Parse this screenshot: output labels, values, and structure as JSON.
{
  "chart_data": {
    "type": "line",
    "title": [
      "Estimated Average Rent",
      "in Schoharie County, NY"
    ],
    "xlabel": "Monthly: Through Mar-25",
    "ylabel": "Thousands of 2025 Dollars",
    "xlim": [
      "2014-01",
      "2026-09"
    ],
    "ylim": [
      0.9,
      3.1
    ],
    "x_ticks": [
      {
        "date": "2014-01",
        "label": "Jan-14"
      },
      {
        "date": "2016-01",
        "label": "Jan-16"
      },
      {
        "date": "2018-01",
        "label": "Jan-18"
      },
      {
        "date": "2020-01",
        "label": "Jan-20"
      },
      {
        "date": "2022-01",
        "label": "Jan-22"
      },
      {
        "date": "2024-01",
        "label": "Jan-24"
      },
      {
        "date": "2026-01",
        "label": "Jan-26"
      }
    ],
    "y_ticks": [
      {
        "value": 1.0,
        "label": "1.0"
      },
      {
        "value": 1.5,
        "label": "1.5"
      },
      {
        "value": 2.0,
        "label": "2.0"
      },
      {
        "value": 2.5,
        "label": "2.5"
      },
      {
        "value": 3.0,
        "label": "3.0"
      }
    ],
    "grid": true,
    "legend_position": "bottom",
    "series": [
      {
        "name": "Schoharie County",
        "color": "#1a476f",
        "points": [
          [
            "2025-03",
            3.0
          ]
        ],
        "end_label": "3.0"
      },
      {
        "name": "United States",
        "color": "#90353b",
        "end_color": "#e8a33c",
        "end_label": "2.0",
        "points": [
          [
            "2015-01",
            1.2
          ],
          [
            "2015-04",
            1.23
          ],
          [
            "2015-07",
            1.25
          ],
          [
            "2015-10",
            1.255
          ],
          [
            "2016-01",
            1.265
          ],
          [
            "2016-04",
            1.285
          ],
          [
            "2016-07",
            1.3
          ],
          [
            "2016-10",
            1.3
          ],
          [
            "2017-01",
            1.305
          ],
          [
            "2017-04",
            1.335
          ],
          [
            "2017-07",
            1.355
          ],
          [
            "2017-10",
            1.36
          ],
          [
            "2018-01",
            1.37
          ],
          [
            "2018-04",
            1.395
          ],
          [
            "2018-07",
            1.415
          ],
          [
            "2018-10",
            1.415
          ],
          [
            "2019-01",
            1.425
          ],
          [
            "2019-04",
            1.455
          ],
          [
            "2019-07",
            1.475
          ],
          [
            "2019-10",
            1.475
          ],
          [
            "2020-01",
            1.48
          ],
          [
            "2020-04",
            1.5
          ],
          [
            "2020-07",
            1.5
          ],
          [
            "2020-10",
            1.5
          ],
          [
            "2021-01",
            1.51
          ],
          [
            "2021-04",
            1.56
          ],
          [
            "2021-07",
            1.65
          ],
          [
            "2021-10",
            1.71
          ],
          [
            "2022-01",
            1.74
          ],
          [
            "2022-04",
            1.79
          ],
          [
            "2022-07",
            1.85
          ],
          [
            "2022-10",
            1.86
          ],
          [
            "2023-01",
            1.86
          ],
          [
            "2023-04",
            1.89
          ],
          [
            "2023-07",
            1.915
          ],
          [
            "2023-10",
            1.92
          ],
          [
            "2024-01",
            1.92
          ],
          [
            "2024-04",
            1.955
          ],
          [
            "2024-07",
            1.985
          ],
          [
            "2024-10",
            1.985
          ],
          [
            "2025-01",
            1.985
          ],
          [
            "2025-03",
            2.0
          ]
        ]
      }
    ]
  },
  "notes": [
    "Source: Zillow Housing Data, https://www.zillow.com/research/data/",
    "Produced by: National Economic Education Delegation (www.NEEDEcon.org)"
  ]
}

| WHAT YOU ARE ASKED TO DO |
Reproduce the data in full, exactly as presented.

| THE COMPLETED TASK |
Parse this screenshot: output labels, values, and structure as JSON.
{
  "chart_data": {
    "type": "line",
    "title": [
      "Estimated Average Rent",
      "in Schoharie County, NY"
    ],
    "xlabel": "Monthly: Through Mar-25",
    "ylabel": "Thousands of 2025 Dollars",
    "xlim": [
      "2014-01",
      "2026-09"
    ],
    "ylim": [
      0.9,
      3.1
    ],
    "x_ticks": [
      {
        "date": "2014-01",
        "label": "Jan-14"
      },
      {
        "date": "2016-01",
        "label": "Jan-16"
      },
      {
        "date": "2018-01",
        "label": "Jan-18"
      },
      {
        "date": "2020-01",
        "label": "Jan-20"
      },
      {
        "date": "2022-01",
        "label": "Jan-22"
      },
      {
        "date": "2024-01",
        "label": "Jan-24"
      },
      {
        "date": "2026-01",
        "label": "Jan-26"
      }
    ],
    "y_ticks": [
      {
        "value": 1.0,
        "label": "1.0"
      },
      {
        "value": 1.5,
        "label": "1.5"
      },
      {
        "value": 2.0,
        "label": "2.0"
      },
      {
        "value": 2.5,
        "label": "2.5"
      },
      {
        "value": 3.0,
        "label": "3.0"
      }
    ],
    "grid": true,
    "legend_position": "bottom",
    "series": [
      {
        "name": "Schoharie County",
        "color": "#1a476f",
        "points": [
          [
            "2025-03",
            3.0
          ]
        ],
        "end_label": "3.0"
      },
      {
        "name": "United States",
        "color": "#90353b",
        "end_color": "#e8a33c",
        "end_label": "2.0",
        "points": [
          [
            "2015-01",
            1.2
          ],
          [
            "2015-04",
            1.23
          ],
          [
            "2015-07",
            1.25
          ],
          [
            "2015-10",
            1.255
          ],
          [
            "2016-01",
            1.265
          ],
          [
            "2016-04",
            1.285
          ],
          [
            "2016-07",
            1.3
          ],
          [
            "2016-10",
            1.3
          ],
          [
            "2017-01",
            1.305
          ],
          [
            "2017-04",
            1.335
          ],
          [
            "2017-07",
            1.355
          ],
          [
            "2017-10",
            1.36
          ],
          [
            "2018-01",
            1.37
          ],
          [
            "2018-04",
            1.395
          ],
          [
            "2018-07",
            1.415
          ],
          [
            "2018-10",
            1.415
          ],
          [
            "2019-01",
            1.425
          ],
          [
            "2019-04",
            1.455
          ],
          [
            "2019-07",
            1.475
          ],
          [
            "2019-10",
            1.475
          ],
          [
            "2020-01",
            1.48
          ],
          [
            "2020-04",
            1.5
          ],
          [
            "2020-07",
            1.5
          ],
          [
            "2020-10",
            1.5
          ],
          [
            "2021-01",
            1.51
          ],
          [
            "2021-04",
            1.56
          ],
          [
            "2021-07",
            1.65
          ],
          [
            "2021-10",
            1.71
          ],
          [
            "2022-01",
            1.74
          ],
          [
            "2022-04",
            1.79
          ],
          [
            "2022-07",
            1.85
          ],
          [
            "2022-10",
            1.86
          ],
          [
            "2023-01",
            1.86
          ],
          [
            "2023-04",
            1.89
          ],
          [
            "2023-07",
            1.915
          ],
          [
            "2023-10",
            1.92
          ],
          [
            "2024-01",
            1.92
          ],
          [
            "2024-04",
            1.955
          ],
          [
            "2024-07",
            1.985
          ],
          [
            "2024-10",
            1.985
          ],
          [
            "2025-01",
            1.985
          ],
          [
            "2025-03",
            2.0
          ]
        ]
      }
    ]
  },
  "notes": [
    "Source: Zillow Housing Data, https://www.zillow.com/research/data/",
    "Produced by: National Economic Education Delegation (www.NEEDEcon.org)"
  ]
}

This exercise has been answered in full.